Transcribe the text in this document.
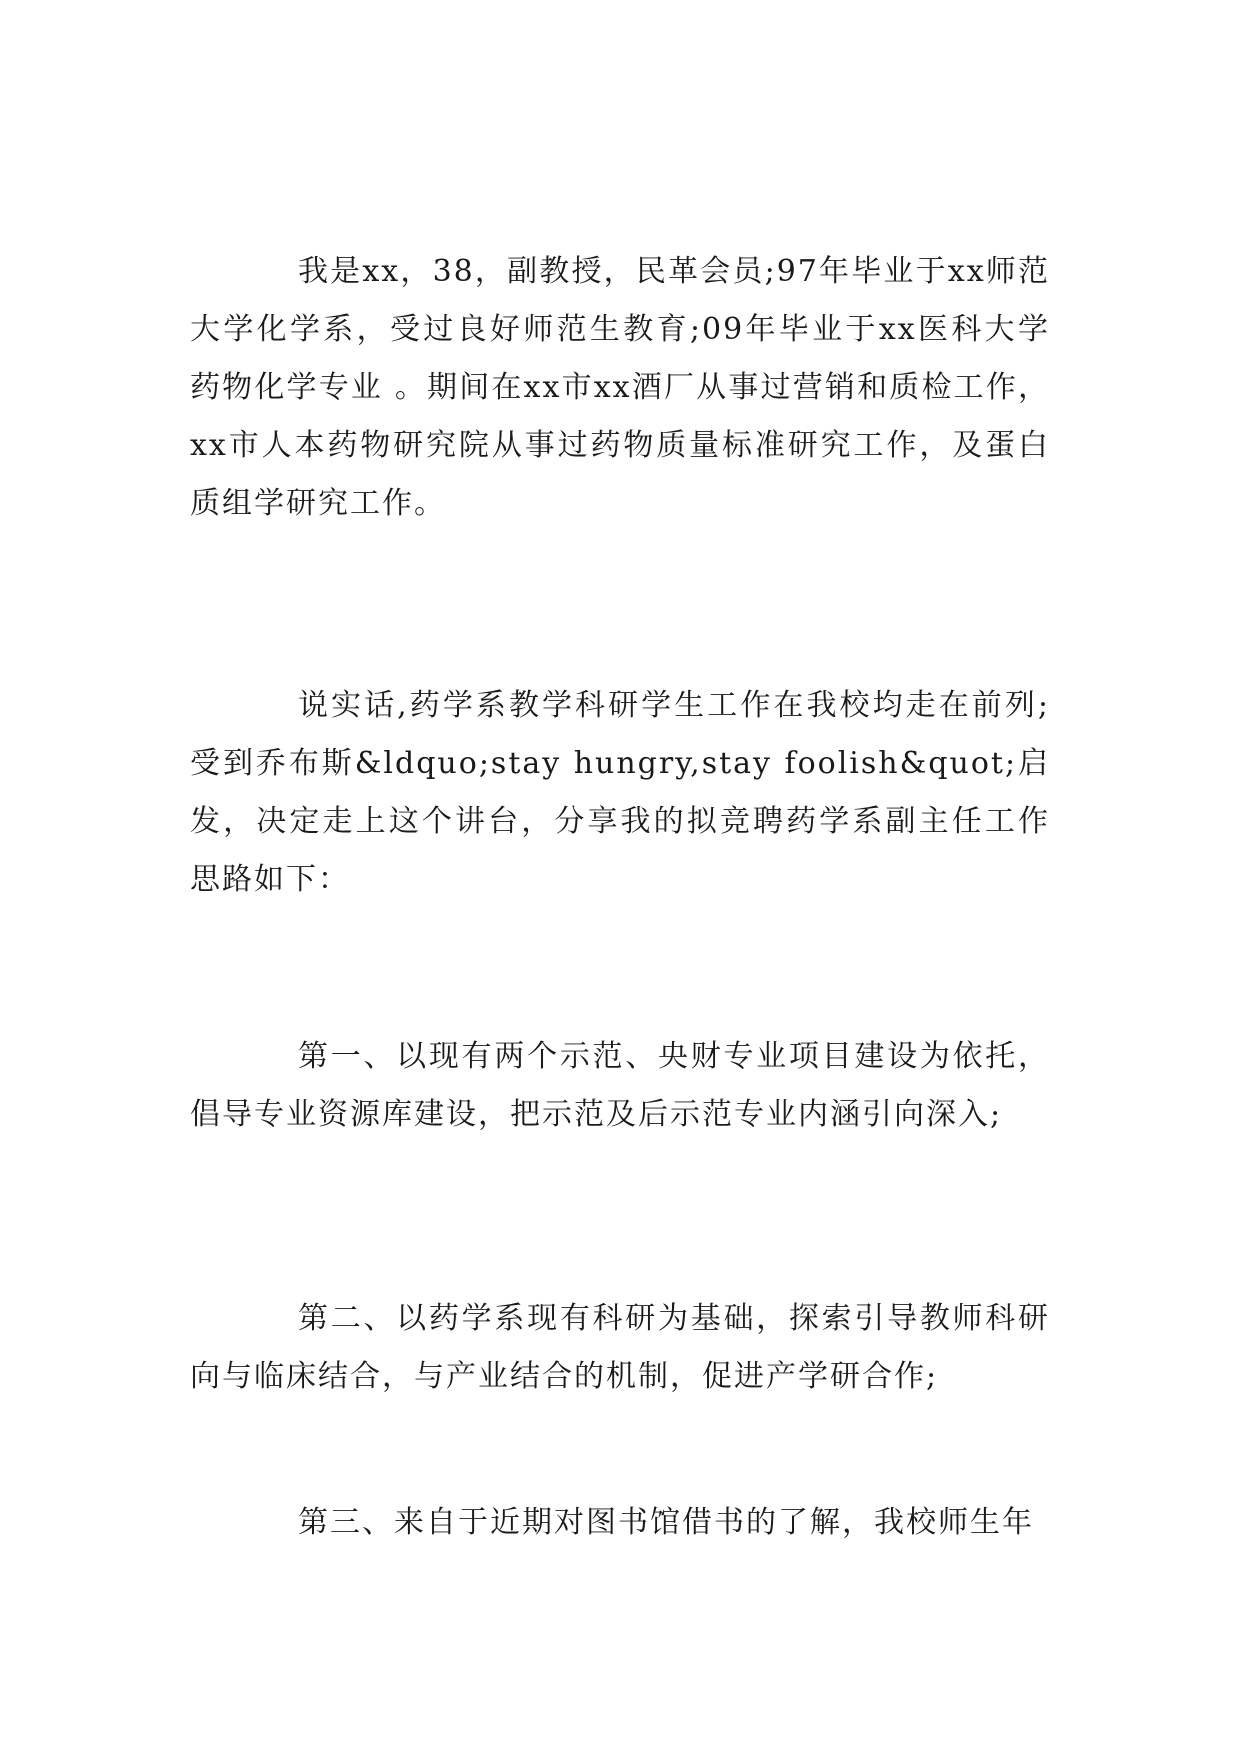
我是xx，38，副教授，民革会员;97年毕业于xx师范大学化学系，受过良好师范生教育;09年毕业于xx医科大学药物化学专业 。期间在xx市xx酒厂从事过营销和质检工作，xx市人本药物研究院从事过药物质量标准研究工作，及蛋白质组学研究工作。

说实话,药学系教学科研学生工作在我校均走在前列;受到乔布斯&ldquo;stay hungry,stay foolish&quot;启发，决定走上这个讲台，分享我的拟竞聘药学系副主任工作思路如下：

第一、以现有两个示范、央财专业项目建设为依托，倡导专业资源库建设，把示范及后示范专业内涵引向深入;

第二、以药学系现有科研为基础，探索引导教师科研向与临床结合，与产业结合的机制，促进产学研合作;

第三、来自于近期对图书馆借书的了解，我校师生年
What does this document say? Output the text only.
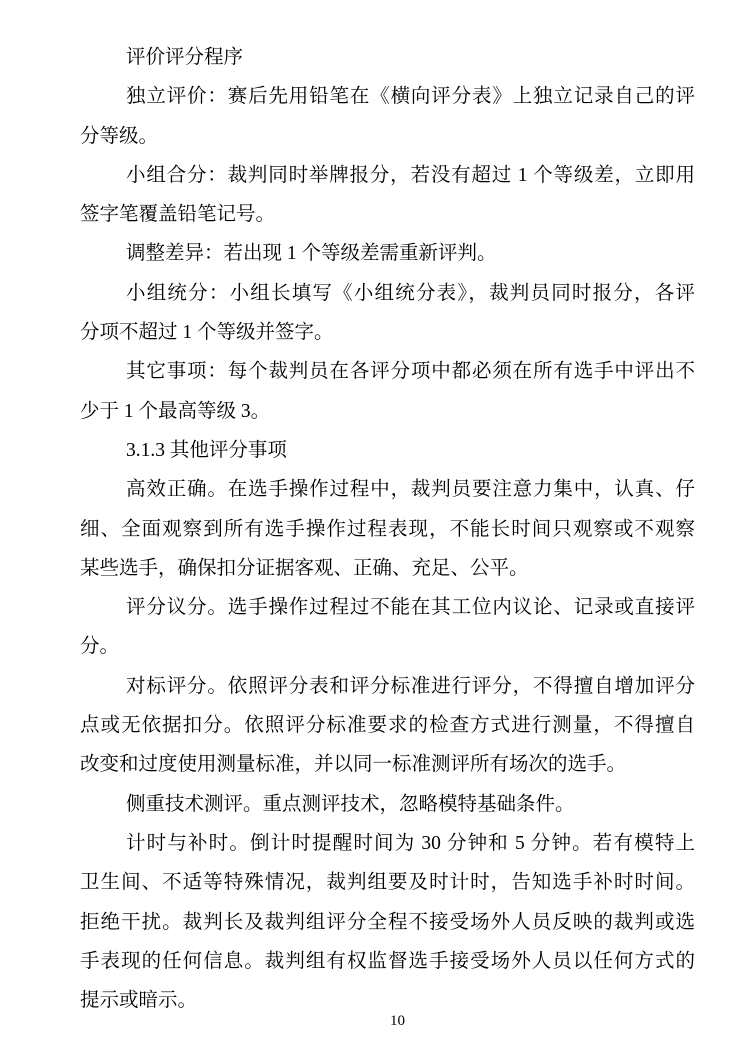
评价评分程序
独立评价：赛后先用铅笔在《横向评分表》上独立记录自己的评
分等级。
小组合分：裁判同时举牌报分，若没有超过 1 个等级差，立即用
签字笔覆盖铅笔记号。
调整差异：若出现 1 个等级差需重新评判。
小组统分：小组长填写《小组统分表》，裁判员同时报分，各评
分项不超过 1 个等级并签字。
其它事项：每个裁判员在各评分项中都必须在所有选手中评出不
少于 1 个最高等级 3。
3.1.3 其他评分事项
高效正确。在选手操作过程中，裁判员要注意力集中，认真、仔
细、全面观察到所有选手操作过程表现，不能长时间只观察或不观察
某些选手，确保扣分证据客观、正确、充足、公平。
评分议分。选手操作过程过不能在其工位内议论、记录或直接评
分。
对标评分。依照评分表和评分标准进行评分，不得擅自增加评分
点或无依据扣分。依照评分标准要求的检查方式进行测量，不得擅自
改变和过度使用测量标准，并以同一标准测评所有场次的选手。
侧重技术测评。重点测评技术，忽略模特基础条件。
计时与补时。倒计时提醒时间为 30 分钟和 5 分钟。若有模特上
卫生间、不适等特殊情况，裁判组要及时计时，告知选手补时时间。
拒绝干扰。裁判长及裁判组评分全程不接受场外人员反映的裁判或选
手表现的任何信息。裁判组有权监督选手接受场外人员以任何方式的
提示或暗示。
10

# AIM OF THE EXERCISE:
Reproduce the records verbatim, omitting all images they contain.

# WRITTEN ANSWER:
Transcribe the text in this document.
我是xx，38，副教授，民革会员;97年毕业于xx师范大学化学系，受过良好师范生教育;09年毕业于xx医科大学药物化学专业 。期间在xx市xx酒厂从事过营销和质检工作，xx市人本药物研究院从事过药物质量标准研究工作，及蛋白质组学研究工作。

说实话,药学系教学科研学生工作在我校均走在前列;受到乔布斯&ldquo;stay hungry,stay foolish&quot;启发，决定走上这个讲台，分享我的拟竞聘药学系副主任工作思路如下：

第一、以现有两个示范、央财专业项目建设为依托，倡导专业资源库建设，把示范及后示范专业内涵引向深入;

第二、以药学系现有科研为基础，探索引导教师科研向与临床结合，与产业结合的机制，促进产学研合作;

第三、来自于近期对图书馆借书的了解，我校师生年
What does this document say? Output the text only.
评价评分程序
独立评价：赛后先用铅笔在《横向评分表》上独立记录自己的评
分等级。
小组合分：裁判同时举牌报分，若没有超过 1 个等级差，立即用
签字笔覆盖铅笔记号。
调整差异：若出现 1 个等级差需重新评判。
小组统分：小组长填写《小组统分表》，裁判员同时报分，各评
分项不超过 1 个等级并签字。
其它事项：每个裁判员在各评分项中都必须在所有选手中评出不
少于 1 个最高等级 3。
3.1.3 其他评分事项
高效正确。在选手操作过程中，裁判员要注意力集中，认真、仔
细、全面观察到所有选手操作过程表现，不能长时间只观察或不观察
某些选手，确保扣分证据客观、正确、充足、公平。
评分议分。选手操作过程过不能在其工位内议论、记录或直接评
分。
对标评分。依照评分表和评分标准进行评分，不得擅自增加评分
点或无依据扣分。依照评分标准要求的检查方式进行测量，不得擅自
改变和过度使用测量标准，并以同一标准测评所有场次的选手。
侧重技术测评。重点测评技术，忽略模特基础条件。
计时与补时。倒计时提醒时间为 30 分钟和 5 分钟。若有模特上
卫生间、不适等特殊情况，裁判组要及时计时，告知选手补时时间。
拒绝干扰。裁判长及裁判组评分全程不接受场外人员反映的裁判或选
手表现的任何信息。裁判组有权监督选手接受场外人员以任何方式的
提示或暗示。
10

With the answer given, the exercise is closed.